- PROBLEM DETAILS -
Output all of the entries below precisely as written.

:: EXTRACTED INFORMATION ::

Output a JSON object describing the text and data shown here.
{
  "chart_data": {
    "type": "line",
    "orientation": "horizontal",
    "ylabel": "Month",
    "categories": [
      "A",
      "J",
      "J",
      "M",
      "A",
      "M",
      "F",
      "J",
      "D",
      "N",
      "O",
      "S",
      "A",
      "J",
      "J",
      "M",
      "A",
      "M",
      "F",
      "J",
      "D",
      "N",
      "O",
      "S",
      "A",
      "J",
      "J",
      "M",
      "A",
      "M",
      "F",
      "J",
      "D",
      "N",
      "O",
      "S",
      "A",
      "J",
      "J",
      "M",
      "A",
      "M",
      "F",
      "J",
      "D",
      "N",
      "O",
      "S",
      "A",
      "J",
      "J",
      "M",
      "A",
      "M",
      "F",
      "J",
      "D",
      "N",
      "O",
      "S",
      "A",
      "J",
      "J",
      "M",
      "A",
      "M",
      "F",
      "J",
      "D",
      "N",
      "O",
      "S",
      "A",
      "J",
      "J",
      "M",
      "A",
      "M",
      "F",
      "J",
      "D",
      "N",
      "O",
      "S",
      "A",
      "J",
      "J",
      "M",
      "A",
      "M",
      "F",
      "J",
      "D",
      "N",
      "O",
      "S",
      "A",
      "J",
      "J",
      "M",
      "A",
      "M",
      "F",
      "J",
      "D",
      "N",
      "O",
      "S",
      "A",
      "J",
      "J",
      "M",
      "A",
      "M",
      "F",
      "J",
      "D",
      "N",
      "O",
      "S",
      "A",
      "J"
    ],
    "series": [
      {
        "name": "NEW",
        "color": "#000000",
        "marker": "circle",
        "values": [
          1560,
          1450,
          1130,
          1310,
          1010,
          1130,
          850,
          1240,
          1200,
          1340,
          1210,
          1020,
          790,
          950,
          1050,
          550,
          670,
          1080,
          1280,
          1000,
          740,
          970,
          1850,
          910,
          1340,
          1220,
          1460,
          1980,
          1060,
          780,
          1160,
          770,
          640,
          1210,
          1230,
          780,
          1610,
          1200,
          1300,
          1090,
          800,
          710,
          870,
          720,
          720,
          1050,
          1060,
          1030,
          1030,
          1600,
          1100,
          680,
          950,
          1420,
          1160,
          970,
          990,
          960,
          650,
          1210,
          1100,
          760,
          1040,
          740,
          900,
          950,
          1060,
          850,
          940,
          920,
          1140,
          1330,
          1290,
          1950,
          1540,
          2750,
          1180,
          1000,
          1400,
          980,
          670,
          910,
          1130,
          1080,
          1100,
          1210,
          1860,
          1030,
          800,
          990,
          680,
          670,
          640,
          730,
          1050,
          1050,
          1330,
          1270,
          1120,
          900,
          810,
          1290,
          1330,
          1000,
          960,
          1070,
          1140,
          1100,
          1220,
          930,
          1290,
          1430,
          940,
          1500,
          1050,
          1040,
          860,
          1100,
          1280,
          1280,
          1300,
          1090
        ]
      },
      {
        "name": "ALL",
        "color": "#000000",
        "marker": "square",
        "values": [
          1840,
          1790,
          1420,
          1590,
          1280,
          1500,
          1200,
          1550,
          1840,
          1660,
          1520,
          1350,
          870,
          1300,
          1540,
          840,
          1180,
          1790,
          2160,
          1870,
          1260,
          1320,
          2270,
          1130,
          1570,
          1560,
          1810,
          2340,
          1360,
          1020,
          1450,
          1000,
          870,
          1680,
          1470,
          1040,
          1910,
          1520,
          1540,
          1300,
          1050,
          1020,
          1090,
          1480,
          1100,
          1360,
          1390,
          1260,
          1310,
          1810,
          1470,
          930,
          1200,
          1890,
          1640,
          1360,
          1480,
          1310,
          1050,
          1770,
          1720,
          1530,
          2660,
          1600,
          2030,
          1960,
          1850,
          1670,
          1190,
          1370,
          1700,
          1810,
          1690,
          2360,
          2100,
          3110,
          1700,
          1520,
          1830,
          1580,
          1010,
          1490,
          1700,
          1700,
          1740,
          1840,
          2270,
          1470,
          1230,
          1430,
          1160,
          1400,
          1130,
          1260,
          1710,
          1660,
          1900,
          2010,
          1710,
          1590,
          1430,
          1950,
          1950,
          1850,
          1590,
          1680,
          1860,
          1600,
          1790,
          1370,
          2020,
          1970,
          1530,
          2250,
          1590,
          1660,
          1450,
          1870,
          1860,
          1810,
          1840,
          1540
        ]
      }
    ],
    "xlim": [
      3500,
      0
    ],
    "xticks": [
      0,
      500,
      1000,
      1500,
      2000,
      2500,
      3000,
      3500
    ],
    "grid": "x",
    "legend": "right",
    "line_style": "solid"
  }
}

:::

- OUTPUT FOR THIS EXERCISE -
Output a JSON object describing the text and data shown here.
{
  "chart_data": {
    "type": "line",
    "orientation": "horizontal",
    "ylabel": "Month",
    "categories": [
      "A",
      "J",
      "J",
      "M",
      "A",
      "M",
      "F",
      "J",
      "D",
      "N",
      "O",
      "S",
      "A",
      "J",
      "J",
      "M",
      "A",
      "M",
      "F",
      "J",
      "D",
      "N",
      "O",
      "S",
      "A",
      "J",
      "J",
      "M",
      "A",
      "M",
      "F",
      "J",
      "D",
      "N",
      "O",
      "S",
      "A",
      "J",
      "J",
      "M",
      "A",
      "M",
      "F",
      "J",
      "D",
      "N",
      "O",
      "S",
      "A",
      "J",
      "J",
      "M",
      "A",
      "M",
      "F",
      "J",
      "D",
      "N",
      "O",
      "S",
      "A",
      "J",
      "J",
      "M",
      "A",
      "M",
      "F",
      "J",
      "D",
      "N",
      "O",
      "S",
      "A",
      "J",
      "J",
      "M",
      "A",
      "M",
      "F",
      "J",
      "D",
      "N",
      "O",
      "S",
      "A",
      "J",
      "J",
      "M",
      "A",
      "M",
      "F",
      "J",
      "D",
      "N",
      "O",
      "S",
      "A",
      "J",
      "J",
      "M",
      "A",
      "M",
      "F",
      "J",
      "D",
      "N",
      "O",
      "S",
      "A",
      "J",
      "J",
      "M",
      "A",
      "M",
      "F",
      "J",
      "D",
      "N",
      "O",
      "S",
      "A",
      "J"
    ],
    "series": [
      {
        "name": "NEW",
        "color": "#000000",
        "marker": "circle",
        "values": [
          1560,
          1450,
          1130,
          1310,
          1010,
          1130,
          850,
          1240,
          1200,
          1340,
          1210,
          1020,
          790,
          950,
          1050,
          550,
          670,
          1080,
          1280,
          1000,
          740,
          970,
          1850,
          910,
          1340,
          1220,
          1460,
          1980,
          1060,
          780,
          1160,
          770,
          640,
          1210,
          1230,
          780,
          1610,
          1200,
          1300,
          1090,
          800,
          710,
          870,
          720,
          720,
          1050,
          1060,
          1030,
          1030,
          1600,
          1100,
          680,
          950,
          1420,
          1160,
          970,
          990,
          960,
          650,
          1210,
          1100,
          760,
          1040,
          740,
          900,
          950,
          1060,
          850,
          940,
          920,
          1140,
          1330,
          1290,
          1950,
          1540,
          2750,
          1180,
          1000,
          1400,
          980,
          670,
          910,
          1130,
          1080,
          1100,
          1210,
          1860,
          1030,
          800,
          990,
          680,
          670,
          640,
          730,
          1050,
          1050,
          1330,
          1270,
          1120,
          900,
          810,
          1290,
          1330,
          1000,
          960,
          1070,
          1140,
          1100,
          1220,
          930,
          1290,
          1430,
          940,
          1500,
          1050,
          1040,
          860,
          1100,
          1280,
          1280,
          1300,
          1090
        ]
      },
      {
        "name": "ALL",
        "color": "#000000",
        "marker": "square",
        "values": [
          1840,
          1790,
          1420,
          1590,
          1280,
          1500,
          1200,
          1550,
          1840,
          1660,
          1520,
          1350,
          870,
          1300,
          1540,
          840,
          1180,
          1790,
          2160,
          1870,
          1260,
          1320,
          2270,
          1130,
          1570,
          1560,
          1810,
          2340,
          1360,
          1020,
          1450,
          1000,
          870,
          1680,
          1470,
          1040,
          1910,
          1520,
          1540,
          1300,
          1050,
          1020,
          1090,
          1480,
          1100,
          1360,
          1390,
          1260,
          1310,
          1810,
          1470,
          930,
          1200,
          1890,
          1640,
          1360,
          1480,
          1310,
          1050,
          1770,
          1720,
          1530,
          2660,
          1600,
          2030,
          1960,
          1850,
          1670,
          1190,
          1370,
          1700,
          1810,
          1690,
          2360,
          2100,
          3110,
          1700,
          1520,
          1830,
          1580,
          1010,
          1490,
          1700,
          1700,
          1740,
          1840,
          2270,
          1470,
          1230,
          1430,
          1160,
          1400,
          1130,
          1260,
          1710,
          1660,
          1900,
          2010,
          1710,
          1590,
          1430,
          1950,
          1950,
          1850,
          1590,
          1680,
          1860,
          1600,
          1790,
          1370,
          2020,
          1970,
          1530,
          2250,
          1590,
          1660,
          1450,
          1870,
          1860,
          1810,
          1840,
          1540
        ]
      }
    ],
    "xlim": [
      3500,
      0
    ],
    "xticks": [
      0,
      500,
      1000,
      1500,
      2000,
      2500,
      3000,
      3500
    ],
    "grid": "x",
    "legend": "right",
    "line_style": "solid"
  }
}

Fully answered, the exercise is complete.